Written task:
Repeat the entire listing exactly.

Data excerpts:
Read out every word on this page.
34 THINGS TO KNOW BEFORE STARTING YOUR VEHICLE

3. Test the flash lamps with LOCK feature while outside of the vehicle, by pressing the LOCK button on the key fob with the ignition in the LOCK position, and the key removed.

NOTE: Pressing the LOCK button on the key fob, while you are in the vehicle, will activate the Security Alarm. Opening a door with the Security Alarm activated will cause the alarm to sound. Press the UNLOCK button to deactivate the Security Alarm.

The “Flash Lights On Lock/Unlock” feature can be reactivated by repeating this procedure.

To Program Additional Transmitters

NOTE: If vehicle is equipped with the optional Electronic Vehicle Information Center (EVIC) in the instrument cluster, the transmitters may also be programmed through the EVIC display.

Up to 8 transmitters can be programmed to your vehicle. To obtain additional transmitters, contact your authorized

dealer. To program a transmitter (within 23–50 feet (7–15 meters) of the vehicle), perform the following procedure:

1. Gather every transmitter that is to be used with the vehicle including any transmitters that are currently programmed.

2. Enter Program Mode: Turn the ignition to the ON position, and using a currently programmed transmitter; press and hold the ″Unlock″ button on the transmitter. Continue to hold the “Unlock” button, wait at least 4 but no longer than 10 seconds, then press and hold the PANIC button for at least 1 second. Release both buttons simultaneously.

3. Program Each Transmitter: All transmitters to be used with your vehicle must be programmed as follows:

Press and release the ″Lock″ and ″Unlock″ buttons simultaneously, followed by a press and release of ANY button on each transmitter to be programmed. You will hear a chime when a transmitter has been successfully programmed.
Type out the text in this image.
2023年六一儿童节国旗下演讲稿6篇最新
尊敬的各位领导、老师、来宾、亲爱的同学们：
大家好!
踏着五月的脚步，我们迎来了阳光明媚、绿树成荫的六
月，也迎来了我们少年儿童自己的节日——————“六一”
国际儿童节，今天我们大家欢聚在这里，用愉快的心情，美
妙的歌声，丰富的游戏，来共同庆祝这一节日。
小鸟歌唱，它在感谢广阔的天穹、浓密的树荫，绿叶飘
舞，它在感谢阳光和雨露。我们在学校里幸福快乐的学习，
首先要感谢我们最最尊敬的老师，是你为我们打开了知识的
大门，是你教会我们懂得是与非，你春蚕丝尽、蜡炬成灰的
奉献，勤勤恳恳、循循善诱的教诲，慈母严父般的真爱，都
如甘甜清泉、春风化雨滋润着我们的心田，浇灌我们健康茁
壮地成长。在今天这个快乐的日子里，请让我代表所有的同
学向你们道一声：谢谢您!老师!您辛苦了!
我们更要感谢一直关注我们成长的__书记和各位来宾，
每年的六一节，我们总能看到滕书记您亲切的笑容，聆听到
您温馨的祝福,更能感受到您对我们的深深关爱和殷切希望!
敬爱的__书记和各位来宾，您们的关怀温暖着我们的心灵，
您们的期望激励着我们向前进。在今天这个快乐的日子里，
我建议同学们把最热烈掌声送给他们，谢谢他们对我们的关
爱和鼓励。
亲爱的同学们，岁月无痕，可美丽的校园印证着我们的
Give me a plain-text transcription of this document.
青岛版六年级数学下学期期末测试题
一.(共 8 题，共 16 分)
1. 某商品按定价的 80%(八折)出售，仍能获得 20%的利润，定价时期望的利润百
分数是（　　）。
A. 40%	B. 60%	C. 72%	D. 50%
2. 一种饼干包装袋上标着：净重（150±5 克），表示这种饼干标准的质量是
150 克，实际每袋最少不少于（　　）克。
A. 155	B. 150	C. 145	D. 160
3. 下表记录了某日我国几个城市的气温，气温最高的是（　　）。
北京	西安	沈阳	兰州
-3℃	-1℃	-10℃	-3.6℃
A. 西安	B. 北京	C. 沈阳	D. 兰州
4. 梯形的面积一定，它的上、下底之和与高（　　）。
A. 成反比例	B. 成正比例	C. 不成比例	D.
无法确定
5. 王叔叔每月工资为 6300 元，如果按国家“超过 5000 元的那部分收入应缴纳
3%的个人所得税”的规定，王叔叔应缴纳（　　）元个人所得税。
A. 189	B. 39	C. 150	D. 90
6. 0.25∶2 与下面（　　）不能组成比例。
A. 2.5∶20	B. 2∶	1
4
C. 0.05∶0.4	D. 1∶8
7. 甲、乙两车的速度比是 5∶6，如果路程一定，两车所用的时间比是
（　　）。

Completed task:
Read out every word on this page.
34 THINGS TO KNOW BEFORE STARTING YOUR VEHICLE

3. Test the flash lamps with LOCK feature while outside of the vehicle, by pressing the LOCK button on the key fob with the ignition in the LOCK position, and the key removed.

NOTE: Pressing the LOCK button on the key fob, while you are in the vehicle, will activate the Security Alarm. Opening a door with the Security Alarm activated will cause the alarm to sound. Press the UNLOCK button to deactivate the Security Alarm.

The “Flash Lights On Lock/Unlock” feature can be reactivated by repeating this procedure.

To Program Additional Transmitters

NOTE: If vehicle is equipped with the optional Electronic Vehicle Information Center (EVIC) in the instrument cluster, the transmitters may also be programmed through the EVIC display.

Up to 8 transmitters can be programmed to your vehicle. To obtain additional transmitters, contact your authorized

dealer. To program a transmitter (within 23–50 feet (7–15 meters) of the vehicle), perform the following procedure:

1. Gather every transmitter that is to be used with the vehicle including any transmitters that are currently programmed.

2. Enter Program Mode: Turn the ignition to the ON position, and using a currently programmed transmitter; press and hold the ″Unlock″ button on the transmitter. Continue to hold the “Unlock” button, wait at least 4 but no longer than 10 seconds, then press and hold the PANIC button for at least 1 second. Release both buttons simultaneously.

3. Program Each Transmitter: All transmitters to be used with your vehicle must be programmed as follows:

Press and release the ″Lock″ and ″Unlock″ buttons simultaneously, followed by a press and release of ANY button on each transmitter to be programmed. You will hear a chime when a transmitter has been successfully programmed.
Type out the text in this image.
2023年六一儿童节国旗下演讲稿6篇最新
尊敬的各位领导、老师、来宾、亲爱的同学们：
大家好!
踏着五月的脚步，我们迎来了阳光明媚、绿树成荫的六
月，也迎来了我们少年儿童自己的节日——————“六一”
国际儿童节，今天我们大家欢聚在这里，用愉快的心情，美
妙的歌声，丰富的游戏，来共同庆祝这一节日。
小鸟歌唱，它在感谢广阔的天穹、浓密的树荫，绿叶飘
舞，它在感谢阳光和雨露。我们在学校里幸福快乐的学习，
首先要感谢我们最最尊敬的老师，是你为我们打开了知识的
大门，是你教会我们懂得是与非，你春蚕丝尽、蜡炬成灰的
奉献，勤勤恳恳、循循善诱的教诲，慈母严父般的真爱，都
如甘甜清泉、春风化雨滋润着我们的心田，浇灌我们健康茁
壮地成长。在今天这个快乐的日子里，请让我代表所有的同
学向你们道一声：谢谢您!老师!您辛苦了!
我们更要感谢一直关注我们成长的__书记和各位来宾，
每年的六一节，我们总能看到滕书记您亲切的笑容，聆听到
您温馨的祝福,更能感受到您对我们的深深关爱和殷切希望!
敬爱的__书记和各位来宾，您们的关怀温暖着我们的心灵，
您们的期望激励着我们向前进。在今天这个快乐的日子里，
我建议同学们把最热烈掌声送给他们，谢谢他们对我们的关
爱和鼓励。
亲爱的同学们，岁月无痕，可美丽的校园印证着我们的
Give me a plain-text transcription of this document.
青岛版六年级数学下学期期末测试题
一.(共 8 题，共 16 分)
1. 某商品按定价的 80%(八折)出售，仍能获得 20%的利润，定价时期望的利润百
分数是（　　）。
A. 40%	B. 60%	C. 72%	D. 50%
2. 一种饼干包装袋上标着：净重（150±5 克），表示这种饼干标准的质量是
150 克，实际每袋最少不少于（　　）克。
A. 155	B. 150	C. 145	D. 160
3. 下表记录了某日我国几个城市的气温，气温最高的是（　　）。
北京	西安	沈阳	兰州
-3℃	-1℃	-10℃	-3.6℃
A. 西安	B. 北京	C. 沈阳	D. 兰州
4. 梯形的面积一定，它的上、下底之和与高（　　）。
A. 成反比例	B. 成正比例	C. 不成比例	D.
无法确定
5. 王叔叔每月工资为 6300 元，如果按国家“超过 5000 元的那部分收入应缴纳
3%的个人所得税”的规定，王叔叔应缴纳（　　）元个人所得税。
A. 189	B. 39	C. 150	D. 90
6. 0.25∶2 与下面（　　）不能组成比例。
A. 2.5∶20	B. 2∶	1
4
C. 0.05∶0.4	D. 1∶8
7. 甲、乙两车的速度比是 5∶6，如果路程一定，两车所用的时间比是
（　　）。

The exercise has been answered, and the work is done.